* [WHAT IS EXPECTED]: Find all the lines with "Still" and gather them.

(Items from a dataset)
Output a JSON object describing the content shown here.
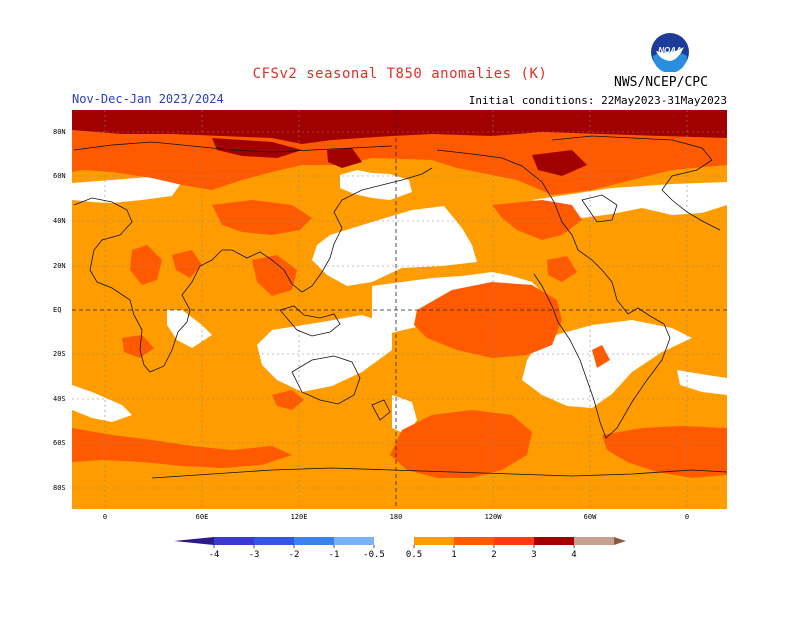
{
  "title": "CFSv2 seasonal T850 anomalies (K)",
  "season": "Nov-Dec-Jan 2023/2024",
  "initial_conditions": "Initial conditions: 22May2023-31May2023",
  "agency": "NWS/NCEP/CPC",
  "logo_text": "NOAA",
  "colors": {
    "title": "#e0302a",
    "season": "#2a3fc0",
    "bin_0_5_1": "#ff9d00",
    "bin_1_2": "#ff5a00",
    "bin_2_3": "#ff3a14",
    "bin_3_4": "#a00000",
    "bin_4p": "#c8a090",
    "cold_neg4": "#3a3ad0",
    "cold_neg3": "#3355e0",
    "cold_neg2": "#3d82ea",
    "cold_neg1": "#78b4f4",
    "neutral": "#ffffff"
  },
  "lat_labels": [
    "80N",
    "60N",
    "40N",
    "20N",
    "EQ",
    "20S",
    "40S",
    "60S",
    "80S"
  ],
  "lon_labels": [
    "0",
    "60E",
    "120E",
    "180",
    "120W",
    "60W",
    "0"
  ],
  "colorbar": {
    "ticks": [
      "-4",
      "-3",
      "-2",
      "-1",
      "-0.5",
      "0.5",
      "1",
      "2",
      "3",
      "4"
    ]
  }
}
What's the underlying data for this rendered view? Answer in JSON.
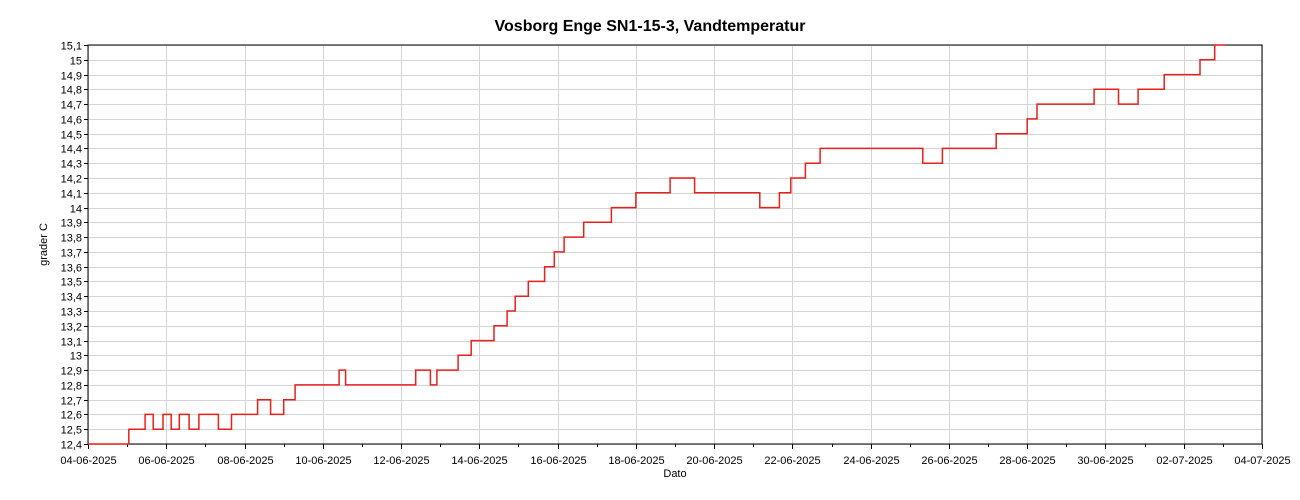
{
  "chart_data": {
    "type": "line",
    "title": "Vosborg Enge SN1-15-3, Vandtemperatur",
    "xlabel": "Dato",
    "ylabel": "grader C",
    "grid": true,
    "legend": "none",
    "xlim": [
      "2025-06-04",
      "2025-07-04"
    ],
    "ylim": [
      12.4,
      15.1
    ],
    "x_tick_labels": [
      "04-06-2025",
      "06-06-2025",
      "08-06-2025",
      "10-06-2025",
      "12-06-2025",
      "14-06-2025",
      "16-06-2025",
      "18-06-2025",
      "20-06-2025",
      "22-06-2025",
      "24-06-2025",
      "26-06-2025",
      "28-06-2025",
      "30-06-2025",
      "02-07-2025",
      "04-07-2025"
    ],
    "y_tick_labels": [
      "12,4",
      "12,5",
      "12,6",
      "12,7",
      "12,8",
      "12,9",
      "13",
      "13,1",
      "13,2",
      "13,3",
      "13,4",
      "13,5",
      "13,6",
      "13,7",
      "13,8",
      "13,9",
      "14",
      "14,1",
      "14,2",
      "14,3",
      "14,4",
      "14,5",
      "14,6",
      "14,7",
      "14,8",
      "14,9",
      "15",
      "15,1"
    ],
    "series": [
      {
        "color": "#e8201c",
        "x": [
          "2025-06-04 00:00",
          "2025-06-04 21:00",
          "2025-06-05 01:00",
          "2025-06-05 11:00",
          "2025-06-05 16:00",
          "2025-06-05 22:00",
          "2025-06-06 03:00",
          "2025-06-06 08:00",
          "2025-06-06 14:00",
          "2025-06-06 20:00",
          "2025-06-07 08:00",
          "2025-06-07 16:00",
          "2025-06-08 00:00",
          "2025-06-08 08:00",
          "2025-06-08 16:00",
          "2025-06-09 00:00",
          "2025-06-09 07:00",
          "2025-06-10 06:00",
          "2025-06-10 10:00",
          "2025-06-10 14:00",
          "2025-06-11 06:00",
          "2025-06-11 18:00",
          "2025-06-12 03:00",
          "2025-06-12 09:00",
          "2025-06-12 18:00",
          "2025-06-12 22:00",
          "2025-06-13 11:00",
          "2025-06-13 19:00",
          "2025-06-14 09:00",
          "2025-06-14 17:00",
          "2025-06-14 22:00",
          "2025-06-15 06:00",
          "2025-06-15 16:00",
          "2025-06-15 22:00",
          "2025-06-16 04:00",
          "2025-06-16 16:00",
          "2025-06-17 09:00",
          "2025-06-18 00:00",
          "2025-06-18 21:00",
          "2025-06-19 12:00",
          "2025-06-20 16:00",
          "2025-06-21 04:00",
          "2025-06-21 16:00",
          "2025-06-21 23:00",
          "2025-06-22 08:00",
          "2025-06-22 17:00",
          "2025-06-23 20:00",
          "2025-06-24 21:00",
          "2025-06-25 08:00",
          "2025-06-25 20:00",
          "2025-06-26 13:00",
          "2025-06-27 05:00",
          "2025-06-28 00:00",
          "2025-06-28 06:00",
          "2025-06-28 21:00",
          "2025-06-29 10:00",
          "2025-06-29 17:00",
          "2025-06-30 00:00",
          "2025-06-30 08:00",
          "2025-06-30 20:00",
          "2025-07-01 03:00",
          "2025-07-01 12:00",
          "2025-07-01 22:00",
          "2025-07-02 10:00",
          "2025-07-02 19:00",
          "2025-07-03 00:00",
          "2025-07-03 02:00"
        ],
        "y": [
          12.4,
          12.4,
          12.5,
          12.6,
          12.5,
          12.6,
          12.5,
          12.6,
          12.5,
          12.6,
          12.5,
          12.6,
          12.6,
          12.7,
          12.6,
          12.7,
          12.8,
          12.8,
          12.9,
          12.8,
          12.8,
          12.8,
          12.8,
          12.9,
          12.8,
          12.9,
          13.0,
          13.1,
          13.2,
          13.3,
          13.4,
          13.5,
          13.6,
          13.7,
          13.8,
          13.9,
          14.0,
          14.1,
          14.2,
          14.1,
          14.1,
          14.0,
          14.1,
          14.2,
          14.3,
          14.4,
          14.4,
          14.4,
          14.3,
          14.4,
          14.4,
          14.5,
          14.6,
          14.7,
          14.7,
          14.7,
          14.8,
          14.8,
          14.7,
          14.8,
          14.8,
          14.9,
          14.9,
          15.0,
          15.1,
          15.1,
          15.1
        ]
      }
    ]
  }
}
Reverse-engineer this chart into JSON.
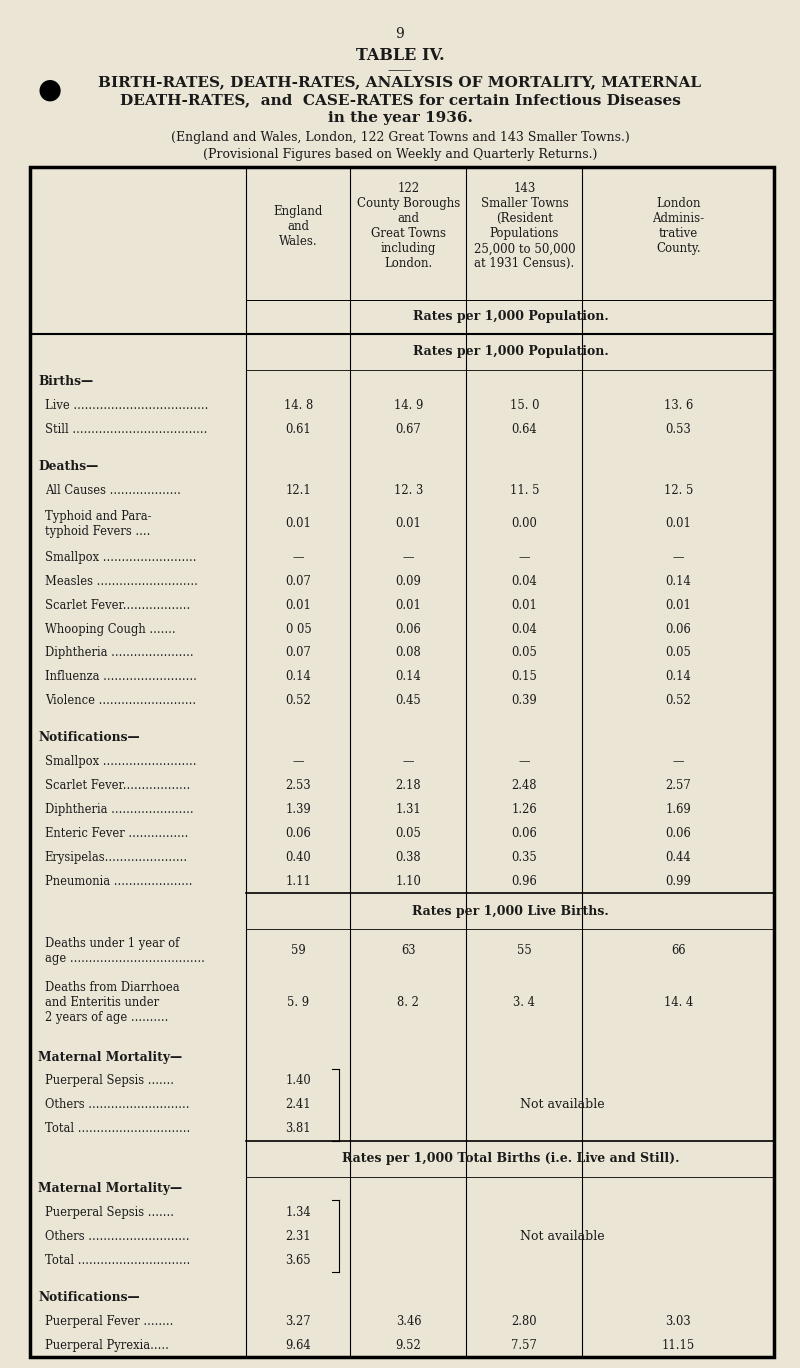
{
  "page_number": "9",
  "table_title": "TABLE IV.",
  "title_line1": "BIRTH-RATES, DEATH-RATES, ANALYSIS OF MORTALITY, MATERNAL",
  "title_line2": "DEATH-RATES,  and  CASE-RATES for certain Infectious Diseases",
  "title_line3": "in the year 1936.",
  "subtitle1": "(England and Wales, London, 122 Great Towns and 143 Smaller Towns.)",
  "subtitle2": "(Provisional Figures based on Weekly and Quarterly Returns.)",
  "bg_color": "#EAE5D5",
  "text_color": "#1a1a1a",
  "col_headers": [
    "England\nand\nWales.",
    "122\nCounty Boroughs\nand\nGreat Towns\nincluding\nLondon.",
    "143\nSmaller Towns\n(Resident\nPopulations\n25,000 to 50,000\nat 1931 Census).",
    "London\nAdminis-\ntrative\nCounty."
  ],
  "rows": [
    {
      "type": "section_label",
      "label": "Rates per 1,000 Population.",
      "vals": [
        "",
        "",
        "",
        ""
      ]
    },
    {
      "type": "bold_header",
      "label": "Births—",
      "vals": [
        "",
        "",
        "",
        ""
      ]
    },
    {
      "type": "data",
      "label": "Live ....................................",
      "vals": [
        "14. 8",
        "14. 9",
        "15. 0",
        "13. 6"
      ]
    },
    {
      "type": "data",
      "label": "Still ....................................",
      "vals": [
        "0.61",
        "0.67",
        "0.64",
        "0.53"
      ]
    },
    {
      "type": "spacer",
      "label": "",
      "vals": [
        "",
        "",
        "",
        ""
      ]
    },
    {
      "type": "bold_header",
      "label": "Deaths—",
      "vals": [
        "",
        "",
        "",
        ""
      ]
    },
    {
      "type": "data",
      "label": "All Causes ...................",
      "vals": [
        "12.1",
        "12. 3",
        "11. 5",
        "12. 5"
      ]
    },
    {
      "type": "data2",
      "label": "Typhoid and Para-\ntyphoid Fevers ....",
      "vals": [
        "0.01",
        "0.01",
        "0.00",
        "0.01"
      ]
    },
    {
      "type": "data",
      "label": "Smallpox .........................",
      "vals": [
        "—",
        "—",
        "—",
        "—"
      ]
    },
    {
      "type": "data",
      "label": "Measles ...........................",
      "vals": [
        "0.07",
        "0.09",
        "0.04",
        "0.14"
      ]
    },
    {
      "type": "data",
      "label": "Scarlet Fever..................",
      "vals": [
        "0.01",
        "0.01",
        "0.01",
        "0.01"
      ]
    },
    {
      "type": "data",
      "label": "Whooping Cough .......",
      "vals": [
        "0 05",
        "0.06",
        "0.04",
        "0.06"
      ]
    },
    {
      "type": "data",
      "label": "Diphtheria ......................",
      "vals": [
        "0.07",
        "0.08",
        "0.05",
        "0.05"
      ]
    },
    {
      "type": "data",
      "label": "Influenza .........................",
      "vals": [
        "0.14",
        "0.14",
        "0.15",
        "0.14"
      ]
    },
    {
      "type": "data",
      "label": "Violence ..........................",
      "vals": [
        "0.52",
        "0.45",
        "0.39",
        "0.52"
      ]
    },
    {
      "type": "spacer",
      "label": "",
      "vals": [
        "",
        "",
        "",
        ""
      ]
    },
    {
      "type": "bold_header",
      "label": "Notifications—",
      "vals": [
        "",
        "",
        "",
        ""
      ]
    },
    {
      "type": "data",
      "label": "Smallpox .........................",
      "vals": [
        "—",
        "—",
        "—",
        "—"
      ]
    },
    {
      "type": "data",
      "label": "Scarlet Fever..................",
      "vals": [
        "2.53",
        "2.18",
        "2.48",
        "2.57"
      ]
    },
    {
      "type": "data",
      "label": "Diphtheria ......................",
      "vals": [
        "1.39",
        "1.31",
        "1.26",
        "1.69"
      ]
    },
    {
      "type": "data",
      "label": "Enteric Fever ................",
      "vals": [
        "0.06",
        "0.05",
        "0.06",
        "0.06"
      ]
    },
    {
      "type": "data",
      "label": "Erysipelas......................",
      "vals": [
        "0.40",
        "0.38",
        "0.35",
        "0.44"
      ]
    },
    {
      "type": "data",
      "label": "Pneumonia .....................",
      "vals": [
        "1.11",
        "1.10",
        "0.96",
        "0.99"
      ]
    },
    {
      "type": "section_label",
      "label": "Rates per 1,000 Live Births.",
      "vals": [
        "",
        "",
        "",
        ""
      ]
    },
    {
      "type": "data2",
      "label": "Deaths under 1 year of\nage ....................................",
      "vals": [
        "59",
        "63",
        "55",
        "66"
      ]
    },
    {
      "type": "data3",
      "label": "Deaths from Diarrhoea\nand Enteritis under\n2 years of age ..........",
      "vals": [
        "5. 9",
        "8. 2",
        "3. 4",
        "14. 4"
      ]
    },
    {
      "type": "spacer",
      "label": "",
      "vals": [
        "",
        "",
        "",
        ""
      ]
    },
    {
      "type": "bold_header",
      "label": "Maternal Mortality—",
      "vals": [
        "",
        "",
        "",
        ""
      ]
    },
    {
      "type": "not_avail",
      "label": "Puerperal Sepsis .......",
      "vals": [
        "1.40",
        "",
        "",
        ""
      ]
    },
    {
      "type": "not_avail",
      "label": "Others ...........................",
      "vals": [
        "2.41",
        "",
        "",
        ""
      ]
    },
    {
      "type": "not_avail",
      "label": "Total ..............................",
      "vals": [
        "3.81",
        "",
        "",
        ""
      ]
    },
    {
      "type": "section_label",
      "label": "Rates per 1,000 Total Births (i.e. Live and Still).",
      "vals": [
        "",
        "",
        "",
        ""
      ]
    },
    {
      "type": "bold_header",
      "label": "Maternal Mortality—",
      "vals": [
        "",
        "",
        "",
        ""
      ]
    },
    {
      "type": "not_avail2",
      "label": "Puerperal Sepsis .......",
      "vals": [
        "1.34",
        "",
        "",
        ""
      ]
    },
    {
      "type": "not_avail2",
      "label": "Others ...........................",
      "vals": [
        "2.31",
        "",
        "",
        ""
      ]
    },
    {
      "type": "not_avail2",
      "label": "Total ..............................",
      "vals": [
        "3.65",
        "",
        "",
        ""
      ]
    },
    {
      "type": "spacer",
      "label": "",
      "vals": [
        "",
        "",
        "",
        ""
      ]
    },
    {
      "type": "bold_header",
      "label": "Notifications—",
      "vals": [
        "",
        "",
        "",
        ""
      ]
    },
    {
      "type": "data",
      "label": "Puerperal Fever ........",
      "vals": [
        "3.27",
        "3.46",
        "2.80",
        "3.03"
      ]
    },
    {
      "type": "data",
      "label": "Puerperal Pyrexia.....",
      "vals": [
        "9.64",
        "9.52",
        "7.57",
        "11.15"
      ]
    }
  ]
}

* [WRITTEN SOLUTION]:
      "label": "Still ....................................",
      "label": "Rates per 1,000 Total Births (i.e. Live and Still).",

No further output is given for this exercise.